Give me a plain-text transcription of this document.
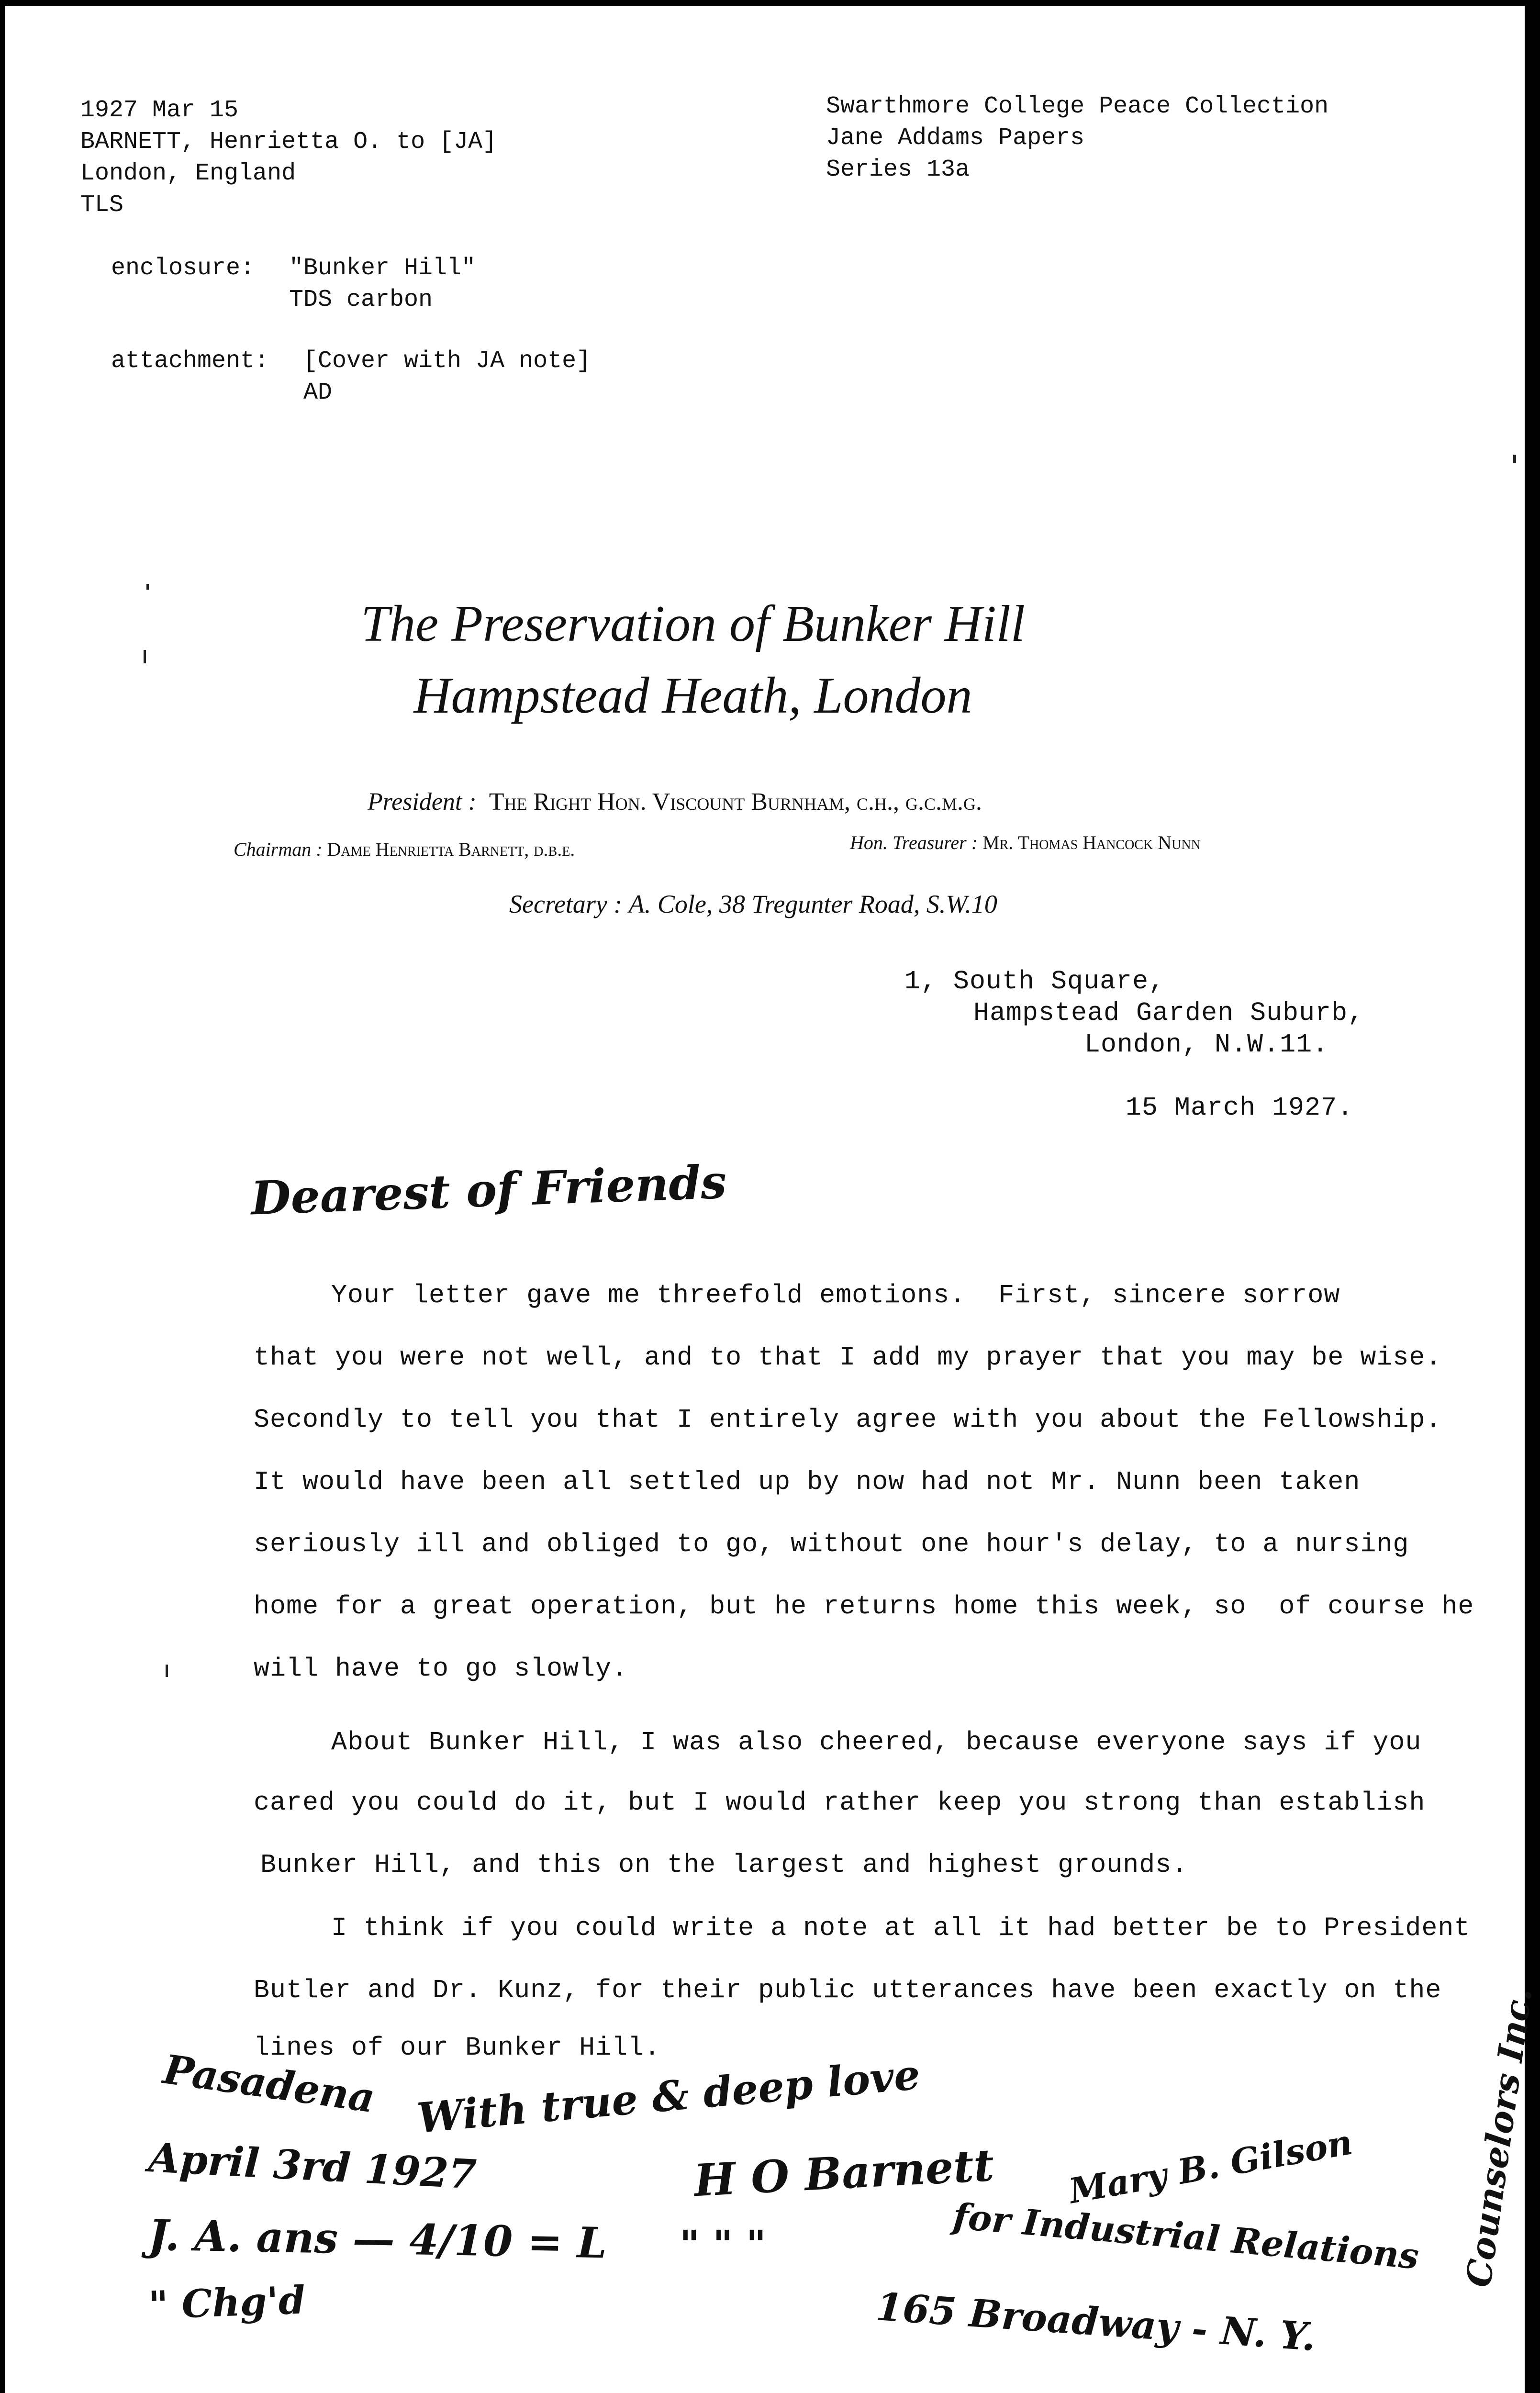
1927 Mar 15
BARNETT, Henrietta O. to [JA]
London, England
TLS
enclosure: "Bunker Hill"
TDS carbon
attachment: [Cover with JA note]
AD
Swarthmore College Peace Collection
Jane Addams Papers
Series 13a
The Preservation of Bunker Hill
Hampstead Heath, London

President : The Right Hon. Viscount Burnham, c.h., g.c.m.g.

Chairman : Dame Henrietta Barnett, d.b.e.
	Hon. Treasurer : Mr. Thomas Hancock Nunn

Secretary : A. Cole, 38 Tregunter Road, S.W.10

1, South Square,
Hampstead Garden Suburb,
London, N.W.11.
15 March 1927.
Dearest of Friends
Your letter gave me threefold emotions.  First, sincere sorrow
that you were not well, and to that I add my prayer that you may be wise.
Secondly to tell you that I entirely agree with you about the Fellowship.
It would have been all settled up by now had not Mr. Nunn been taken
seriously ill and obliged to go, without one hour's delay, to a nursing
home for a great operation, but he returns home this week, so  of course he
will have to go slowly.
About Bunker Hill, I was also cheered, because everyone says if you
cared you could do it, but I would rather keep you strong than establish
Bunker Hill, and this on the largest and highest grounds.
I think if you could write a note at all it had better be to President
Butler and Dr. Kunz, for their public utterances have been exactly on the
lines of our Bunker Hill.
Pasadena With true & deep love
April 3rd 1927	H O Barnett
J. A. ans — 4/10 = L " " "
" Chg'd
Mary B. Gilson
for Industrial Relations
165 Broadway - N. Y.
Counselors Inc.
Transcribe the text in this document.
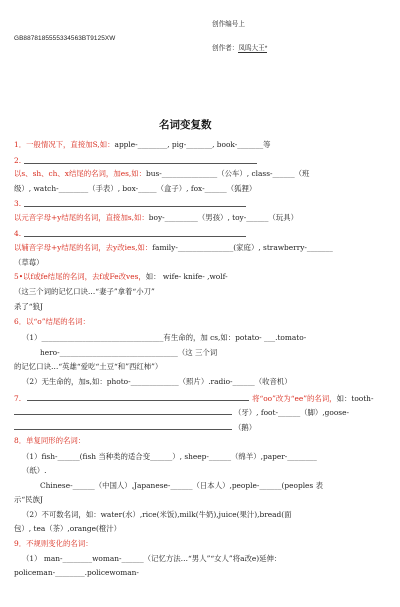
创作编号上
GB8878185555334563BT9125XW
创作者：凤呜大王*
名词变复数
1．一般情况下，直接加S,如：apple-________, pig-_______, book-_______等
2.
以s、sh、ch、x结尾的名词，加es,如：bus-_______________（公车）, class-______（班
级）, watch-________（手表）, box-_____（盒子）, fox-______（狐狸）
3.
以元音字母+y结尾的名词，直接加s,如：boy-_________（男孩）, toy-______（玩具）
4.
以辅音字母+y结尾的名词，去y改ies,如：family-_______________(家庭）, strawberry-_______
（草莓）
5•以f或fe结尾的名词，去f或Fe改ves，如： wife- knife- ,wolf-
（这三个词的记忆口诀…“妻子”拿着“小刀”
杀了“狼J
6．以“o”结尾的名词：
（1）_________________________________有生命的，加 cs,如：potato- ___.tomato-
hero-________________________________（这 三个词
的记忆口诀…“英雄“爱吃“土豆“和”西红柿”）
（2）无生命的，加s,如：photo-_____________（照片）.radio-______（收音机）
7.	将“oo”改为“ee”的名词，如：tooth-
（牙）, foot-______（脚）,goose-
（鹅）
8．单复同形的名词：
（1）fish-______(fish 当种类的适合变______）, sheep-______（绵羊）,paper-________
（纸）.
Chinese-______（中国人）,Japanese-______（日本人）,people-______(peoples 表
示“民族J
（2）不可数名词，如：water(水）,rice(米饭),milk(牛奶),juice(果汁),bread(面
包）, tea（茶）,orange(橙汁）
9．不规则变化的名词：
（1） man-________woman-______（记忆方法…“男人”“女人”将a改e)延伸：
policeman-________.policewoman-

* * * * *

WRITTEN REQUEST:
Return only the count of lines in the records that hold the word "document".

WRITTEN ANSWER:
2